> **WRITTEN PROBLEM**:
Sort through the data and copy the lines holding the word "Surface".

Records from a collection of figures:
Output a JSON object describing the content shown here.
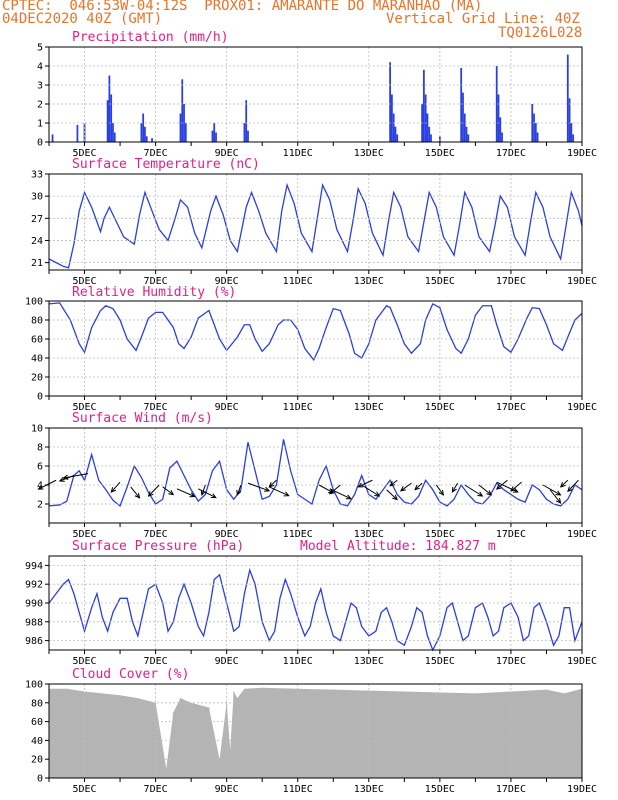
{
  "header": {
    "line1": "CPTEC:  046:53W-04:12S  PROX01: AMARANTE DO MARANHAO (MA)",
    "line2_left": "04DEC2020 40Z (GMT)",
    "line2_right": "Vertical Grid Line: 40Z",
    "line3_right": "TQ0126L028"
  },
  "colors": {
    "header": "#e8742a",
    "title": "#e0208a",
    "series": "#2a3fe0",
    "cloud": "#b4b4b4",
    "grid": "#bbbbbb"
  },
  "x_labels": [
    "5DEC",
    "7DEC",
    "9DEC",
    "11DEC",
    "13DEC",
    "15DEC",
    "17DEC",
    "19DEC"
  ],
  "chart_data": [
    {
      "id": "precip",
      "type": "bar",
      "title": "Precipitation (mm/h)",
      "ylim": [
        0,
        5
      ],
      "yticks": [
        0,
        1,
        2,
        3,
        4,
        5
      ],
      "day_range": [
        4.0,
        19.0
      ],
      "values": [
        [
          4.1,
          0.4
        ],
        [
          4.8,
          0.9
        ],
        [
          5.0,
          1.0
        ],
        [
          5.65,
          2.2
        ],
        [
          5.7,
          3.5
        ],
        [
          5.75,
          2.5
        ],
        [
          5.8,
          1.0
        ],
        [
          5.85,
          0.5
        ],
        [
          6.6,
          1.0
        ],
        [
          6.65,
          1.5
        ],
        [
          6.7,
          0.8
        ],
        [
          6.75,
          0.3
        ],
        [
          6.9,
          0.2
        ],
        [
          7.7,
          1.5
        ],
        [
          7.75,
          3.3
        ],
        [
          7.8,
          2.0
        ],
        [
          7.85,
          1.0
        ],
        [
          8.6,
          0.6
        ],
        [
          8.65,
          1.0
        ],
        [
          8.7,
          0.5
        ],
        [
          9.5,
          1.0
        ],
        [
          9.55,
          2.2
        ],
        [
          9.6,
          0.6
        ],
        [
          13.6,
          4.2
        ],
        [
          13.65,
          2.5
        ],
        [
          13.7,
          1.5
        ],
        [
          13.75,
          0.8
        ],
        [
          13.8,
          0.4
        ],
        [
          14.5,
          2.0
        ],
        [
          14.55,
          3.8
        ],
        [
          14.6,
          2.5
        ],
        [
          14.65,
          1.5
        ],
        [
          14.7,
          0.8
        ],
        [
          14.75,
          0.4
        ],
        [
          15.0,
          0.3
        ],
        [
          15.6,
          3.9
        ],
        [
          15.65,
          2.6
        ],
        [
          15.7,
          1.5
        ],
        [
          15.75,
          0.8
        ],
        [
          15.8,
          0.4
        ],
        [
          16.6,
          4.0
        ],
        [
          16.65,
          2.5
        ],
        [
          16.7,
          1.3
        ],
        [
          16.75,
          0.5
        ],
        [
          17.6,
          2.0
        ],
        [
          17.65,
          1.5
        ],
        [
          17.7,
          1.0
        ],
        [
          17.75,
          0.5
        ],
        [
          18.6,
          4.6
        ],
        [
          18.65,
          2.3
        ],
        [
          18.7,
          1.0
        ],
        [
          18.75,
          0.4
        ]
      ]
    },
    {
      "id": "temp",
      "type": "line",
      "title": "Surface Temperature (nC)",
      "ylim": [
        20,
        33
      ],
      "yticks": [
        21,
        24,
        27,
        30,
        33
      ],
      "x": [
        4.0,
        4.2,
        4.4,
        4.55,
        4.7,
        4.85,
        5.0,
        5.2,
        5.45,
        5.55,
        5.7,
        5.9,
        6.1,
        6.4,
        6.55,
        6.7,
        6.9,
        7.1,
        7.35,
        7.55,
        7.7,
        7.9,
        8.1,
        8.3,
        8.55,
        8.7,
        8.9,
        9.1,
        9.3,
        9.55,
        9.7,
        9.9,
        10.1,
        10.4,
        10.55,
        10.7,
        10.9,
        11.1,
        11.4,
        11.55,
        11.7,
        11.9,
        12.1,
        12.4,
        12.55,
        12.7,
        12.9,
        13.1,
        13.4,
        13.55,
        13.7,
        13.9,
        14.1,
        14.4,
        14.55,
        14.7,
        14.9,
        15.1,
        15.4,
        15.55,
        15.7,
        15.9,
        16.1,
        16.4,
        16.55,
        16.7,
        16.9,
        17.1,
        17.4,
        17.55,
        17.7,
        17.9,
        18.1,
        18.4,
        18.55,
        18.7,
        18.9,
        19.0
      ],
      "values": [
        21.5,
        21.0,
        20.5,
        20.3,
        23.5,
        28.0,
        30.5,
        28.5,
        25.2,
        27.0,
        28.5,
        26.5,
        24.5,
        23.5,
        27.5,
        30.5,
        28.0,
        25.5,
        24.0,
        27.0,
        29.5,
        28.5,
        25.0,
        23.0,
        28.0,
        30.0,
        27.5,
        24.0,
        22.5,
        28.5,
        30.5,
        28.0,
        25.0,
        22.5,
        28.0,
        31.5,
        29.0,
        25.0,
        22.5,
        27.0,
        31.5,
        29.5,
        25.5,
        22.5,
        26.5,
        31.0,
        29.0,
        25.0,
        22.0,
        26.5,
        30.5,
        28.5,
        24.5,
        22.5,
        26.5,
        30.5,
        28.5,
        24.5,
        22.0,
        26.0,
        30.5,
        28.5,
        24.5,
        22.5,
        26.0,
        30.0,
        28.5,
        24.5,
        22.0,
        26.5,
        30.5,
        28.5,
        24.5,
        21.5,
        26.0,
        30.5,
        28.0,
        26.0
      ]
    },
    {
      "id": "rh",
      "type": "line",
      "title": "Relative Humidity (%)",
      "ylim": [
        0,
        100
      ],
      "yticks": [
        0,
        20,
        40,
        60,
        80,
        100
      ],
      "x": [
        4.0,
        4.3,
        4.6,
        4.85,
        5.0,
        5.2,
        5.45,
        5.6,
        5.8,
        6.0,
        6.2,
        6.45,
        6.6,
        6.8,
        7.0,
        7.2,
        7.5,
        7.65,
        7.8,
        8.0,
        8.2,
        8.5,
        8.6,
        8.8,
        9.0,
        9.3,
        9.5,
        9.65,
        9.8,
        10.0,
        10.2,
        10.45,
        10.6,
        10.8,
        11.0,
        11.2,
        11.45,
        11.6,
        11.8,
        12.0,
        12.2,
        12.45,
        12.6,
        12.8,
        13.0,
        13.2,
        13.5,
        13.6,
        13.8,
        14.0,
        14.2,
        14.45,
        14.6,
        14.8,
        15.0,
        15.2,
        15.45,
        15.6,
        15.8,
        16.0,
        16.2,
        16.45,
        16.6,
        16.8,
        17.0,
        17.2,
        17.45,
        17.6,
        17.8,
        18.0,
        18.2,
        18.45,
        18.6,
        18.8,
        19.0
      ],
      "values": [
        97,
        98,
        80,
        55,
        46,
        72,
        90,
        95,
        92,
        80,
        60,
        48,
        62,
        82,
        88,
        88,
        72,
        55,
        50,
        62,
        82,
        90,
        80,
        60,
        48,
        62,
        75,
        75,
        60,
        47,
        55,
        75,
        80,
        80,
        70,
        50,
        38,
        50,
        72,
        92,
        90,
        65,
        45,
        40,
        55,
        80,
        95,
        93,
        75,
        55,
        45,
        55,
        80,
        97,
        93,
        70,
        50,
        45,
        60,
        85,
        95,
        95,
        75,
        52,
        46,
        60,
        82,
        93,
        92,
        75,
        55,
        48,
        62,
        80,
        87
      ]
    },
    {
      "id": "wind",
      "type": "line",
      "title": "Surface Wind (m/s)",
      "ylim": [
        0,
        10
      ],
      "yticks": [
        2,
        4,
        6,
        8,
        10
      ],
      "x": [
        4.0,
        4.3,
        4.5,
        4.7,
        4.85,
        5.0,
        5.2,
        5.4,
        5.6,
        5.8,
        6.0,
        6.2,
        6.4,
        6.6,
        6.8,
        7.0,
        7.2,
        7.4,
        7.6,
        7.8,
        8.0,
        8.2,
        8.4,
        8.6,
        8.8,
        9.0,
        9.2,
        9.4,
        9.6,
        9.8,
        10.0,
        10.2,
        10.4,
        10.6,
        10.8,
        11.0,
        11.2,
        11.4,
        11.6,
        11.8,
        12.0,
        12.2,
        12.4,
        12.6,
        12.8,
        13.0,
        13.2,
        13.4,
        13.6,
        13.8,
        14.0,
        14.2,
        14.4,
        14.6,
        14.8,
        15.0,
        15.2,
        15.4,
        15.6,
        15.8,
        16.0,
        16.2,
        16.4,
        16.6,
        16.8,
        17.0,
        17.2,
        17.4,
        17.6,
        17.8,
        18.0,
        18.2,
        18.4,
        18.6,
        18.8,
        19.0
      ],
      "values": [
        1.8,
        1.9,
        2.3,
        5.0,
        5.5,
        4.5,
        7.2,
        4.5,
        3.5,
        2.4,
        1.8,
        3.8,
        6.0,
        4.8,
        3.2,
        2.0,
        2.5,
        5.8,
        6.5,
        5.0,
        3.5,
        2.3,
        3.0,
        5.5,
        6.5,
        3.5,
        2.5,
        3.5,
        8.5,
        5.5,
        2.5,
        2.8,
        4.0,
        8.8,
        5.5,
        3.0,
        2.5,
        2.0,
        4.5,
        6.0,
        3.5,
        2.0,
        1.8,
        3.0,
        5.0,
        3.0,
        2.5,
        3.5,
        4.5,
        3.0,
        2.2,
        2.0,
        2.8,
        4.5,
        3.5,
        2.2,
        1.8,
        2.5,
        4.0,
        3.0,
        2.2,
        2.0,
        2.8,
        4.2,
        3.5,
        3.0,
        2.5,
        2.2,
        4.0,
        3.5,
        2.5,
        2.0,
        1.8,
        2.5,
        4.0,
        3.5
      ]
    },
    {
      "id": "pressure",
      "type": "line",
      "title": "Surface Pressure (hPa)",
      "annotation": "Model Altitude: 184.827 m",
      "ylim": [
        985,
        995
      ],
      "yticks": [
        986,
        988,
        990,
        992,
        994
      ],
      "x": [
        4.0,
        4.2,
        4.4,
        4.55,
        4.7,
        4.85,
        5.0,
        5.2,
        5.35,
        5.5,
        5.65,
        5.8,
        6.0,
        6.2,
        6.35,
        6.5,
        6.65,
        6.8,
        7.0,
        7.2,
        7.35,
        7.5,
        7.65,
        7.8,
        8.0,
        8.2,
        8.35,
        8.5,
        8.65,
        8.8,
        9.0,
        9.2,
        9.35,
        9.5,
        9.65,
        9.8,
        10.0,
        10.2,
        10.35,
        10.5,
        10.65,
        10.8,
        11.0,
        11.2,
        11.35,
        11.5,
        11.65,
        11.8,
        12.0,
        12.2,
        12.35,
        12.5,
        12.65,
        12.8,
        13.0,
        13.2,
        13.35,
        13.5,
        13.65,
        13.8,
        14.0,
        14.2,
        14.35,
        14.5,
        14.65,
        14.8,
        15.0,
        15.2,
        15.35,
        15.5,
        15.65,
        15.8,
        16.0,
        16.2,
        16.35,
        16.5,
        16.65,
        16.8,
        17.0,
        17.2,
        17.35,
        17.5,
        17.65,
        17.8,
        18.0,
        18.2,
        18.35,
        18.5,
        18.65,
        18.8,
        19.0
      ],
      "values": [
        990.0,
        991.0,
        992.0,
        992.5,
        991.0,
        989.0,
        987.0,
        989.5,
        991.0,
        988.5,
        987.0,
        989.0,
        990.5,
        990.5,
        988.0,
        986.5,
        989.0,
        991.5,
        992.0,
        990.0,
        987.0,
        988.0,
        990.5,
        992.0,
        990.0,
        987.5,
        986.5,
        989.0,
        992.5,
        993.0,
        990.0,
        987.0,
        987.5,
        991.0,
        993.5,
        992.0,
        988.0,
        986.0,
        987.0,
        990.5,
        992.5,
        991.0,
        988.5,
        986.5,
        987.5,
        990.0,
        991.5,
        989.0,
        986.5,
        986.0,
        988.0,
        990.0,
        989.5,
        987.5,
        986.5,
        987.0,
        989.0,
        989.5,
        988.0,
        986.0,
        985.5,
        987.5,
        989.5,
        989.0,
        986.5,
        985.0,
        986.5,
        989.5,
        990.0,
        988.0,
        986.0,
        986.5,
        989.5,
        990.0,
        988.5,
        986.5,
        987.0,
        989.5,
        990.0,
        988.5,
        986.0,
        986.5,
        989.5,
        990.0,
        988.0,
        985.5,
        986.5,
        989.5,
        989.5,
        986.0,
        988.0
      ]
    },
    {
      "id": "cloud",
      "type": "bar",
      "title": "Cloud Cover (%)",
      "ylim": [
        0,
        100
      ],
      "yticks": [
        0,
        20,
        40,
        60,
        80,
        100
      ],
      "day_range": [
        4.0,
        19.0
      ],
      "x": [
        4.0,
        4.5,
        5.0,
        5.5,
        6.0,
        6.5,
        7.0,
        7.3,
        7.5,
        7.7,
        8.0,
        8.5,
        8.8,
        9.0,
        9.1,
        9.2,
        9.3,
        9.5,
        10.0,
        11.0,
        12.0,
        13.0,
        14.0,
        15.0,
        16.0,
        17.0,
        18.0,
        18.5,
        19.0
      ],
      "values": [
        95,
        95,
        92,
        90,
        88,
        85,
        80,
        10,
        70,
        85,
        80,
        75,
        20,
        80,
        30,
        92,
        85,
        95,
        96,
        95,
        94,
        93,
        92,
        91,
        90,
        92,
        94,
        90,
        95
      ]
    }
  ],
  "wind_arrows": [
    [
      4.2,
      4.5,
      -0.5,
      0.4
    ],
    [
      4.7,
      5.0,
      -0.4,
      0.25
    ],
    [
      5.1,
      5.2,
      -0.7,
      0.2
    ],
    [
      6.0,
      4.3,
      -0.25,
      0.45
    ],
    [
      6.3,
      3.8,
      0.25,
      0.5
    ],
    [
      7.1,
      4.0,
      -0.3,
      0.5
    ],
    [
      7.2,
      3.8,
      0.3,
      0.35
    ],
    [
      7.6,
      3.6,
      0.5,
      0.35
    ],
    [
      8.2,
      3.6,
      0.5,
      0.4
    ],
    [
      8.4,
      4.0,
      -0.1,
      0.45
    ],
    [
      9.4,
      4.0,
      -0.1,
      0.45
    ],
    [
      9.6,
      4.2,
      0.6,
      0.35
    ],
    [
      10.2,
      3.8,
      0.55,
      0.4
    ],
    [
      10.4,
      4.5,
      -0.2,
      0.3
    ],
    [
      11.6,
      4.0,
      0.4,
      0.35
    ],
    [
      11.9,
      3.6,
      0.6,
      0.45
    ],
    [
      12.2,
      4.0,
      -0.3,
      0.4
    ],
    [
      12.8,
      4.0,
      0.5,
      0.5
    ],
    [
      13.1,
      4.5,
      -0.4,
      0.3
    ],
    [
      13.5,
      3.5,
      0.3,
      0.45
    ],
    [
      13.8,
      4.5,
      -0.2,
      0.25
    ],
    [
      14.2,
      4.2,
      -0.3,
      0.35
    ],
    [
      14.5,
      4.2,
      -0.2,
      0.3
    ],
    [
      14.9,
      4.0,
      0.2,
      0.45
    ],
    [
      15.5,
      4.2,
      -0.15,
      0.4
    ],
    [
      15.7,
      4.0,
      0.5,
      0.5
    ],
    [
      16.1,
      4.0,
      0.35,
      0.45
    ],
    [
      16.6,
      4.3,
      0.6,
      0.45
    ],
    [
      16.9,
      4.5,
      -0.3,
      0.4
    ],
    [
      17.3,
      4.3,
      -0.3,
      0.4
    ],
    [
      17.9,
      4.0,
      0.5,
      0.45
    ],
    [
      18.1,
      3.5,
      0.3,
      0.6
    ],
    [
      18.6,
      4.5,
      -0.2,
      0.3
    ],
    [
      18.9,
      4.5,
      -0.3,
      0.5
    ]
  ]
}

> **SOLVED EXERCISE**:
      "title": "Surface Temperature (nC)",
      "title": "Surface Wind (m/s)",
      "title": "Surface Pressure (hPa)",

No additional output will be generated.